Report only the number of lines in the records that contain the word "funkcjonariuszy".

++++++++

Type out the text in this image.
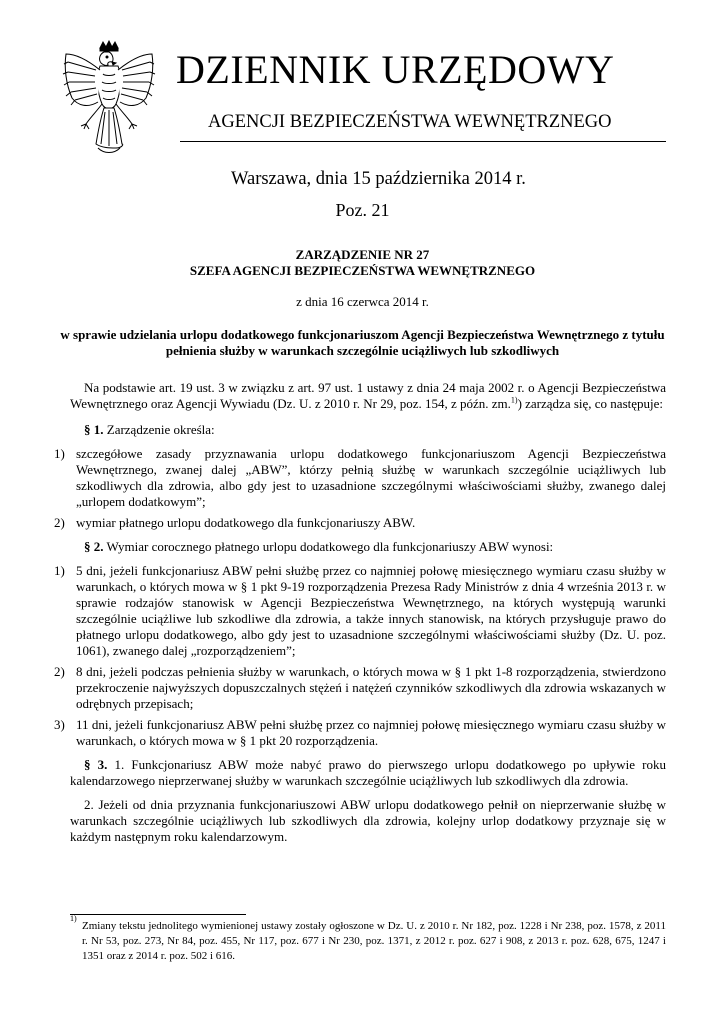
DZIENNIK URZĘDOWY
AGENCJI BEZPIECZEŃSTWA WEWNĘTRZNEGO
Warszawa, dnia 15 października 2014 r.
Poz. 21
ZARZĄDZENIE NR 27
SZEFA AGENCJI BEZPIECZEŃSTWA WEWNĘTRZNEGO
z dnia 16 czerwca 2014 r.
w sprawie udzielania urlopu dodatkowego funkcjonariuszom Agencji Bezpieczeństwa Wewnętrznego z tytułu pełnienia służby w warunkach szczególnie uciążliwych lub szkodliwych

Na podstawie art. 19 ust. 3 w związku z art. 97 ust. 1 ustawy z dnia 24 maja 2002 r. o Agencji Bezpieczeństwa Wewnętrznego oraz Agencji Wywiadu (Dz. U. z 2010 r. Nr 29, poz. 154, z późn. zm.$^{1)}$) zarządza się, co następuje:

§ 1. Zarządzenie określa:

1) szczegółowe zasady przyznawania urlopu dodatkowego funkcjonariuszom Agencji Bezpieczeństwa Wewnętrznego, zwanej dalej „ABW”, którzy pełnią służbę w warunkach szczególnie uciążliwych lub szkodliwych dla zdrowia, albo gdy jest to uzasadnione szczególnymi właściwościami służby, zwanego dalej „urlopem dodatkowym”;
2) wymiar płatnego urlopu dodatkowego dla funkcjonariuszy ABW.

§ 2. Wymiar corocznego płatnego urlopu dodatkowego dla funkcjonariuszy ABW wynosi:

1) 5 dni, jeżeli funkcjonariusz ABW pełni służbę przez co najmniej połowę miesięcznego wymiaru czasu służby w warunkach, o których mowa w § 1 pkt 9-19 rozporządzenia Prezesa Rady Ministrów z dnia 4 września 2013 r. w sprawie rodzajów stanowisk w Agencji Bezpieczeństwa Wewnętrznego, na których występują warunki szczególnie uciążliwe lub szkodliwe dla zdrowia, a także innych stanowisk, na których przysługuje prawo do płatnego urlopu dodatkowego, albo gdy jest to uzasadnione szczególnymi właściwościami służby (Dz. U. poz. 1061), zwanego dalej „rozporządzeniem”;
2) 8 dni, jeżeli podczas pełnienia służby w warunkach, o których mowa w § 1 pkt 1-8 rozporządzenia, stwierdzono przekroczenie najwyższych dopuszczalnych stężeń i natężeń czynników szkodliwych dla zdrowia wskazanych w odrębnych przepisach;
3) 11 dni, jeżeli funkcjonariusz ABW pełni służbę przez co najmniej połowę miesięcznego wymiaru czasu służby w warunkach, o których mowa w § 1 pkt 20 rozporządzenia.

§ 3. 1. Funkcjonariusz ABW może nabyć prawo do pierwszego urlopu dodatkowego po upływie roku kalendarzowego nieprzerwanej służby w warunkach szczególnie uciążliwych lub szkodliwych dla zdrowia.

2. Jeżeli od dnia przyznania funkcjonariuszowi ABW urlopu dodatkowego pełnił on nieprzerwanie służbę w warunkach szczególnie uciążliwych lub szkodliwych dla zdrowia, kolejny urlop dodatkowy przyznaje się w każdym następnym roku kalendarzowym.

1)
Zmiany tekstu jednolitego wymienionej ustawy zostały ogłoszone w Dz. U. z 2010 r. Nr 182, poz. 1228 i Nr 238, poz. 1578, z 2011 r. Nr 53, poz. 273, Nr 84, poz. 455, Nr 117, poz. 677 i Nr 230, poz. 1371, z 2012 r. poz. 627 i 908, z 2013 r. poz. 628, 675, 1247 i 1351 oraz z 2014 r. poz. 502 i 616.
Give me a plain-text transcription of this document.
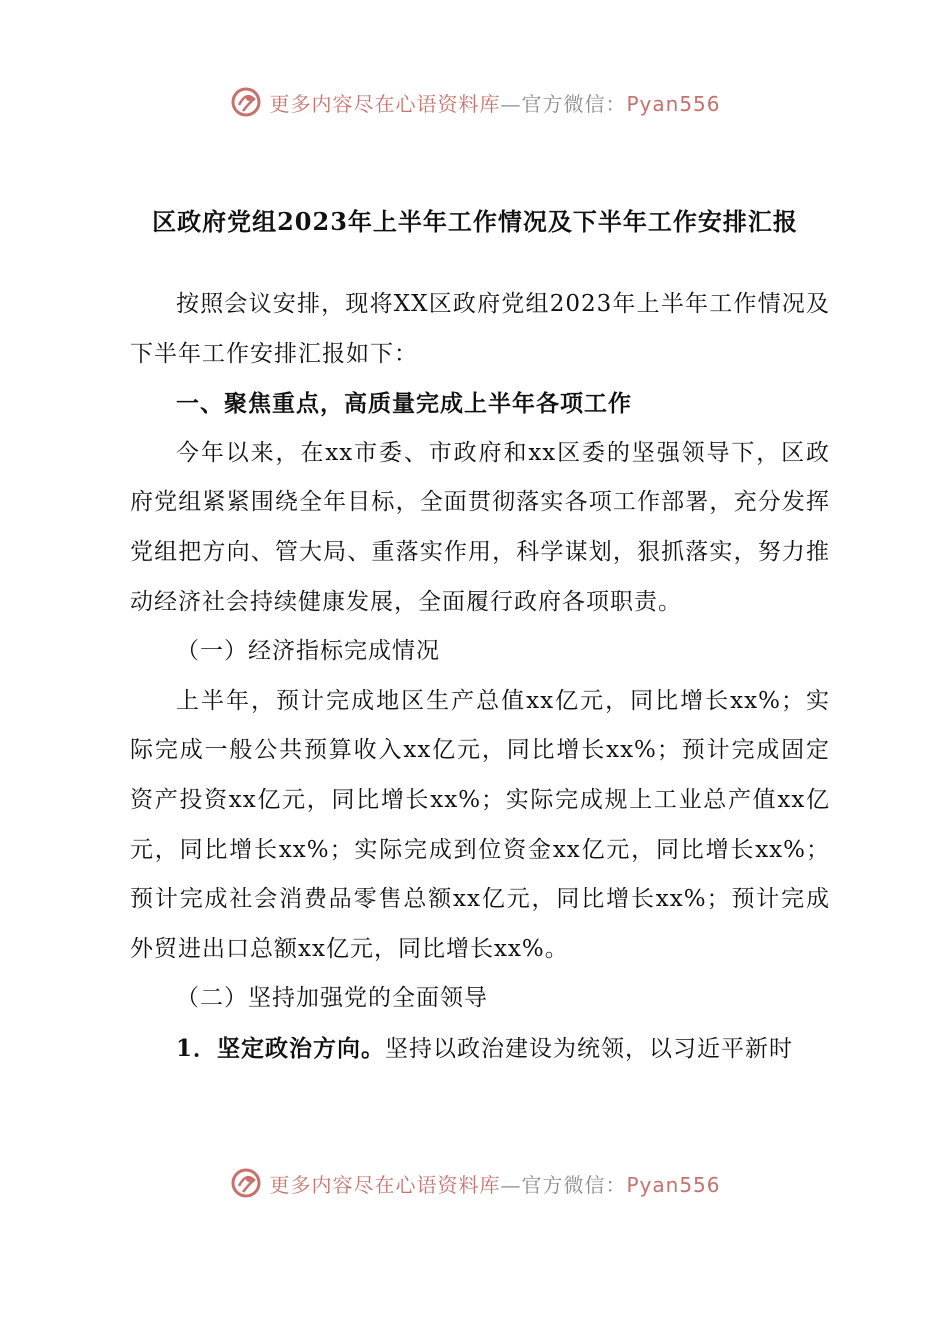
更多内容尽在心语资料库—官方微信：Pyan556
区政府党组2023年上半年工作情况及下半年工作安排汇报

按照会议安排，现将XX区政府党组2023年上半年工作情况及下半年工作安排汇报如下：

一、聚焦重点，高质量完成上半年各项工作

今年以来，在xx市委、市政府和xx区委的坚强领导下，区政府党组紧紧围绕全年目标，全面贯彻落实各项工作部署，充分发挥党组把方向、管大局、重落实作用，科学谋划，狠抓落实，努力推动经济社会持续健康发展，全面履行政府各项职责。

（一）经济指标完成情况

上半年，预计完成地区生产总值xx亿元，同比增长xx%；实际完成一般公共预算收入xx亿元，同比增长xx%；预计完成固定资产投资xx亿元，同比增长xx%；实际完成规上工业总产值xx亿元，同比增长xx%；实际完成到位资金xx亿元，同比增长xx%；预计完成社会消费品零售总额xx亿元，同比增长xx%；预计完成外贸进出口总额xx亿元，同比增长xx%。

（二）坚持加强党的全面领导

1．坚定政治方向。坚持以政治建设为统领，以习近平新时

更多内容尽在心语资料库—官方微信：Pyan556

++++++++

### Final result
2